◆ **Record extracts**:
┄┄┄┄┄┄┄┄┄┄
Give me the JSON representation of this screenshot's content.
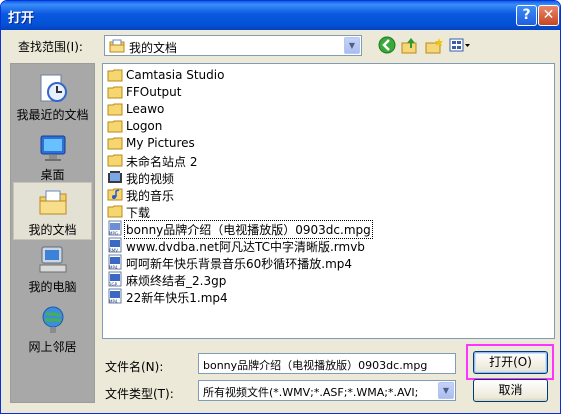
{
  "window": {
    "title": "打开",
    "help": "?",
    "close": "✕"
  },
  "lookin": {
    "label": "查找范围(I):",
    "value": "我的文档"
  },
  "places": [
    {
      "label": "我最近的文档",
      "icon": "recent-documents-icon"
    },
    {
      "label": "桌面",
      "icon": "desktop-icon"
    },
    {
      "label": "我的文档",
      "icon": "my-documents-icon"
    },
    {
      "label": "我的电脑",
      "icon": "my-computer-icon"
    },
    {
      "label": "网上邻居",
      "icon": "network-places-icon"
    }
  ],
  "files": [
    {
      "name": "Camtasia Studio",
      "icon": "folder-icon"
    },
    {
      "name": "FFOutput",
      "icon": "folder-icon"
    },
    {
      "name": "Leawo",
      "icon": "folder-icon"
    },
    {
      "name": "Logon",
      "icon": "folder-icon"
    },
    {
      "name": "My Pictures",
      "icon": "folder-icon"
    },
    {
      "name": "未命名站点 2",
      "icon": "folder-icon"
    },
    {
      "name": "我的视频",
      "icon": "video-folder-icon"
    },
    {
      "name": "我的音乐",
      "icon": "music-folder-icon"
    },
    {
      "name": "下载",
      "icon": "folder-icon"
    },
    {
      "name": "bonny品牌介绍（电视播放版）0903dc.mpg",
      "icon": "mpg-file-icon"
    },
    {
      "name": "www.dvdba.net阿凡达TC中字清晰版.rmvb",
      "icon": "rmvb-file-icon"
    },
    {
      "name": "呵呵新年快乐背景音乐60秒循环播放.mp4",
      "icon": "mp4-file-icon"
    },
    {
      "name": "麻烦终结者_2.3gp",
      "icon": "3gp-file-icon"
    },
    {
      "name": "22新年快乐1.mp4",
      "icon": "mp4-file-icon"
    }
  ],
  "filename": {
    "label": "文件名(N):",
    "value": "bonny品牌介绍（电视播放版）0903dc.mpg"
  },
  "filetype": {
    "label": "文件类型(T):",
    "value": "所有视频文件(*.WMV;*.ASF;*.WMA;*.AVI;"
  },
  "buttons": {
    "open": "打开(O)",
    "cancel": "取消"
  },
  "colors": {
    "title_bar": "#0a58e0",
    "selection": "#316ac5",
    "highlight_box": "#ff33ff"
  }
}
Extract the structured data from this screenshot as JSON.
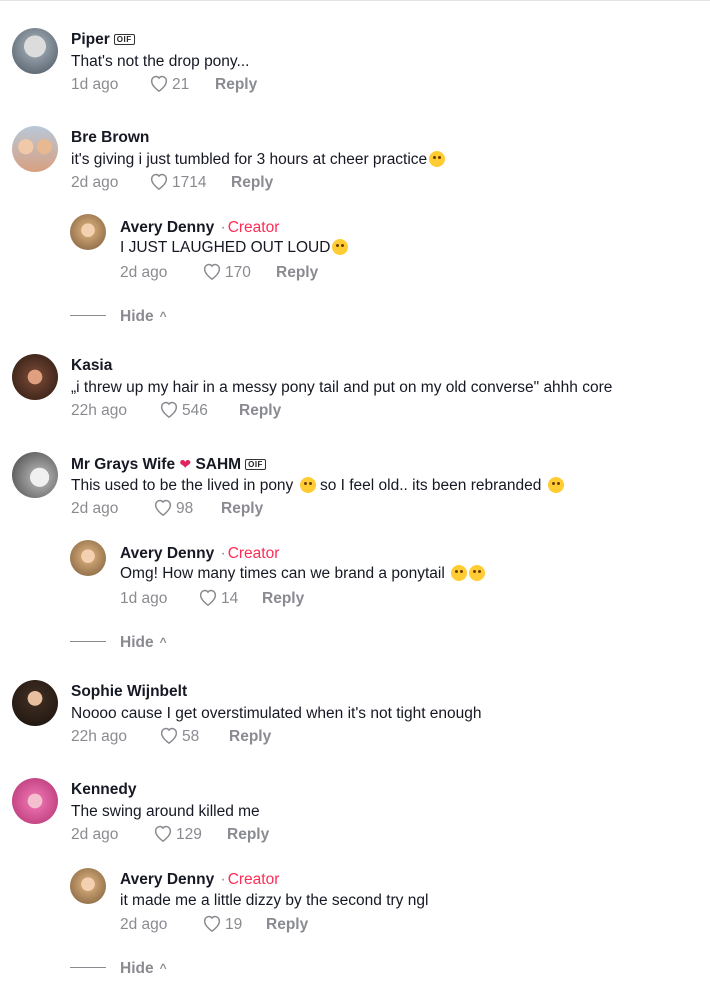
{
  "comments": [
    {
      "name": "Piper",
      "badge": "OIF\nAB4",
      "text": "That's not the drop pony...",
      "time": "1d ago",
      "likes": "21",
      "reply": "Reply",
      "avatar_color": "#8f9aa5"
    },
    {
      "name": "Bre Brown",
      "text": "it's giving i just tumbled for 3 hours at cheer practice",
      "time": "2d ago",
      "likes": "1714",
      "reply": "Reply",
      "avatar_color": "#d8a080"
    },
    {
      "name": "Kasia",
      "text": "„i threw up my hair in a messy pony tail and put on my old converse\" ahhh core",
      "time": "22h ago",
      "likes": "546",
      "reply": "Reply",
      "avatar_color": "#6a4030"
    },
    {
      "name": "Mr Grays Wife",
      "name_suffix": "SAHM",
      "badge": "OIF\nABA",
      "text_part1": "This used to be the lived in pony",
      "text_part2": "so I feel old.. its been rebranded",
      "time": "2d ago",
      "likes": "98",
      "reply": "Reply",
      "avatar_color": "#a0a0a0"
    },
    {
      "name": "Sophie Wijnbelt",
      "text": "Noooo cause I get overstimulated when it's not tight enough",
      "time": "22h ago",
      "likes": "58",
      "reply": "Reply",
      "avatar_color": "#3a2a20"
    },
    {
      "name": "Kennedy",
      "text": "The swing around killed me",
      "time": "2d ago",
      "likes": "129",
      "reply": "Reply",
      "avatar_color": "#e56aa8"
    }
  ],
  "replies": [
    {
      "name": "Avery Denny",
      "creator": "Creator",
      "dot": "·",
      "text": "I JUST LAUGHED OUT LOUD",
      "time": "2d ago",
      "likes": "170",
      "reply": "Reply",
      "hide": "Hide",
      "avatar_color": "#c8a070"
    },
    {
      "name": "Avery Denny",
      "creator": "Creator",
      "dot": "·",
      "text": "Omg! How many times can we brand a ponytail",
      "time": "1d ago",
      "likes": "14",
      "reply": "Reply",
      "hide": "Hide",
      "avatar_color": "#c8a070"
    },
    {
      "name": "Avery Denny",
      "creator": "Creator",
      "dot": "·",
      "text": "it made me a little dizzy by the second try ngl",
      "time": "2d ago",
      "likes": "19",
      "reply": "Reply",
      "hide": "Hide",
      "avatar_color": "#c8a070"
    }
  ],
  "icons": {
    "like": "heart-outline-icon",
    "hide_chevron": "chevron-up-icon"
  },
  "colors": {
    "creator": "#fe2c55",
    "secondary": "#8a8b91",
    "text": "#161823"
  }
}
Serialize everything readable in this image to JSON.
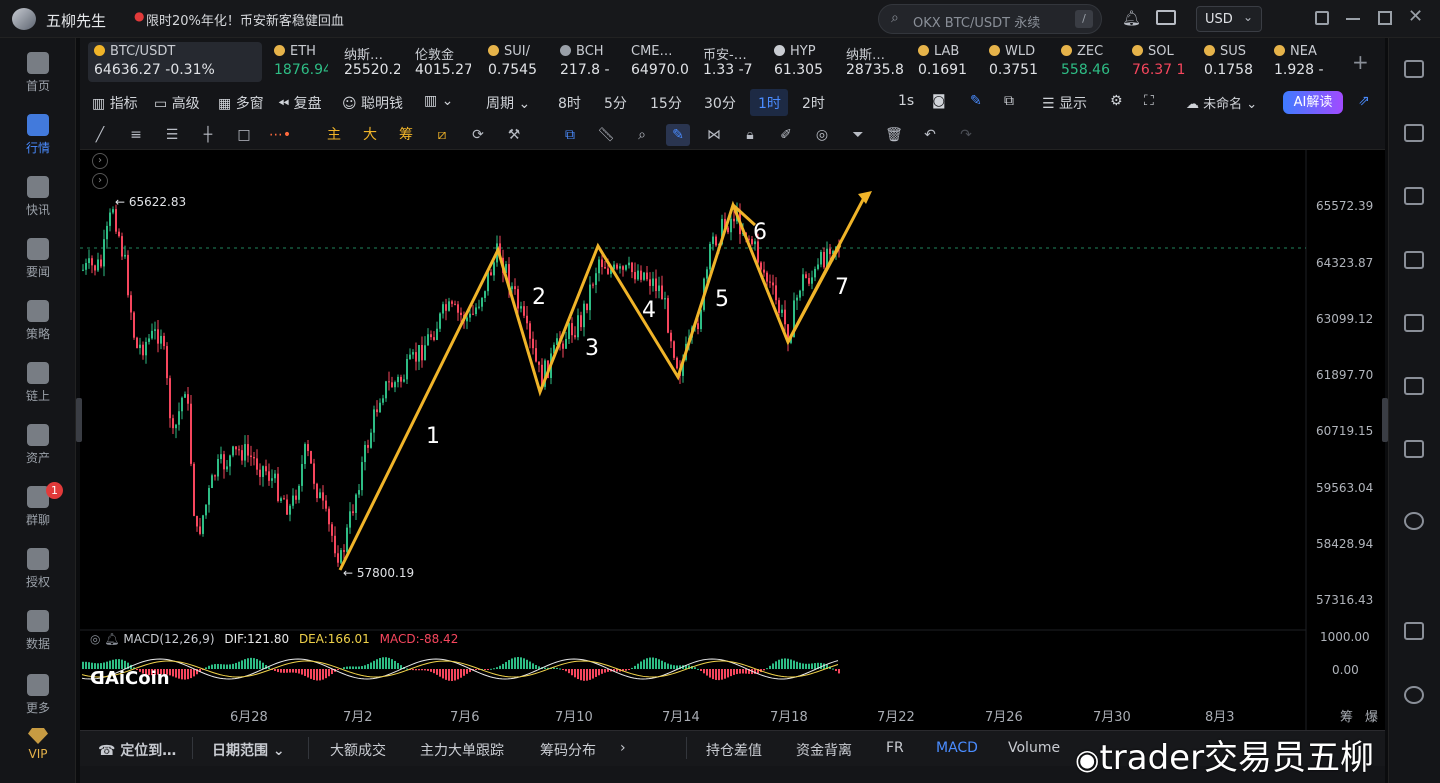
{
  "app": {
    "title": "五柳先生",
    "promo": "限时20%年化！币安新客稳健回血",
    "search_placeholder": "OKX BTC/USDT 永续",
    "search_shortcut": "/",
    "currency": "USD"
  },
  "leftnav": [
    {
      "label": "首页",
      "icon": "home-icon"
    },
    {
      "label": "行情",
      "icon": "chart-bars-icon",
      "active": true
    },
    {
      "label": "快讯",
      "icon": "news-icon"
    },
    {
      "label": "要闻",
      "icon": "document-icon"
    },
    {
      "label": "策略",
      "icon": "robot-icon"
    },
    {
      "label": "链上",
      "icon": "chain-icon"
    },
    {
      "label": "资产",
      "icon": "wallet-icon"
    },
    {
      "label": "群聊",
      "icon": "chat-icon",
      "badge": "1"
    },
    {
      "label": "授权",
      "icon": "key-icon"
    },
    {
      "label": "数据",
      "icon": "data-icon"
    },
    {
      "label": "更多",
      "icon": "grid-icon"
    },
    {
      "label": "VIP",
      "icon": "vip-diamond-icon"
    }
  ],
  "tickers": [
    {
      "name": "BTC/USDT",
      "price": "64636.27",
      "change": "-0.31%"
    },
    {
      "name": "ETH",
      "price": "1876.94"
    },
    {
      "name": "纳斯…",
      "price": "25520.2"
    },
    {
      "name": "伦敦金",
      "price": "4015.27"
    },
    {
      "name": "SUI/",
      "price": "0.7545"
    },
    {
      "name": "BCH",
      "price": "217.8 -"
    },
    {
      "name": "CME…",
      "price": "64970.0"
    },
    {
      "name": "币安-…",
      "price": "1.33 -7"
    },
    {
      "name": "HYP",
      "price": "61.305"
    },
    {
      "name": "纳斯…",
      "price": "28735.8"
    },
    {
      "name": "LAB",
      "price": "0.1691"
    },
    {
      "name": "WLD",
      "price": "0.3751"
    },
    {
      "name": "ZEC",
      "price": "558.46"
    },
    {
      "name": "SOL",
      "price": "76.37 1"
    },
    {
      "name": "SUS",
      "price": "0.1758"
    },
    {
      "name": "NEA",
      "price": "1.928 -"
    }
  ],
  "toolbar": {
    "indicators": "指标",
    "advanced": "高级",
    "multi_window": "多窗",
    "replay": "复盘",
    "smart_money": "聪明钱",
    "period": "周期",
    "intervals": [
      "8时",
      "5分",
      "15分",
      "30分",
      "1时",
      "2时"
    ],
    "active_interval": "1时",
    "tick": "1s",
    "display": "显示",
    "layout_name": "未命名",
    "ai_button": "AI解读"
  },
  "drawtools": {
    "main": "主",
    "big": "大",
    "chips": "筹"
  },
  "chart": {
    "high_label": "← 65622.83",
    "low_label": "← 57800.19",
    "price_axis": [
      "65572.39",
      "64323.87",
      "63099.12",
      "61897.70",
      "60719.15",
      "59563.04",
      "58428.94",
      "57316.43"
    ],
    "macd_axis": [
      "1000.00",
      "0.00"
    ],
    "date_axis": [
      "6月28",
      "7月2",
      "7月6",
      "7月10",
      "7月14",
      "7月18",
      "7月22",
      "7月26",
      "7月30",
      "8月3"
    ],
    "wave_labels": [
      "1",
      "2",
      "3",
      "4",
      "5",
      "6",
      "7"
    ],
    "macd": {
      "name": "MACD(12,26,9)",
      "dif": "DIF:121.80",
      "dea": "DEA:166.01",
      "macd": "MACD:-88.42"
    },
    "watermark": "AiCoin",
    "colors": {
      "up": "#2ebd85",
      "down": "#f6465d",
      "wave": "#f0b429",
      "dif": "#e9e9e9",
      "dea": "#f0d24a"
    }
  },
  "bottombar": {
    "locate": "定位到…",
    "date_range": "日期范围",
    "tabs": [
      "大额成交",
      "主力大单跟踪",
      "筹码分布"
    ],
    "indicators": [
      "持仓差值",
      "资金背离",
      "FR",
      "MACD",
      "Volume"
    ],
    "active_indicator": "MACD",
    "right_labels": [
      "筹",
      "爆"
    ]
  },
  "watermark_text": "trader交易员五柳"
}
┄┄┄┄┄┄┄┄┄┄
◆ **Exercise task**:
Of the lines in the material, how many hold the word "data"? Reply with the number only.

◆ **Solved exercise**:
2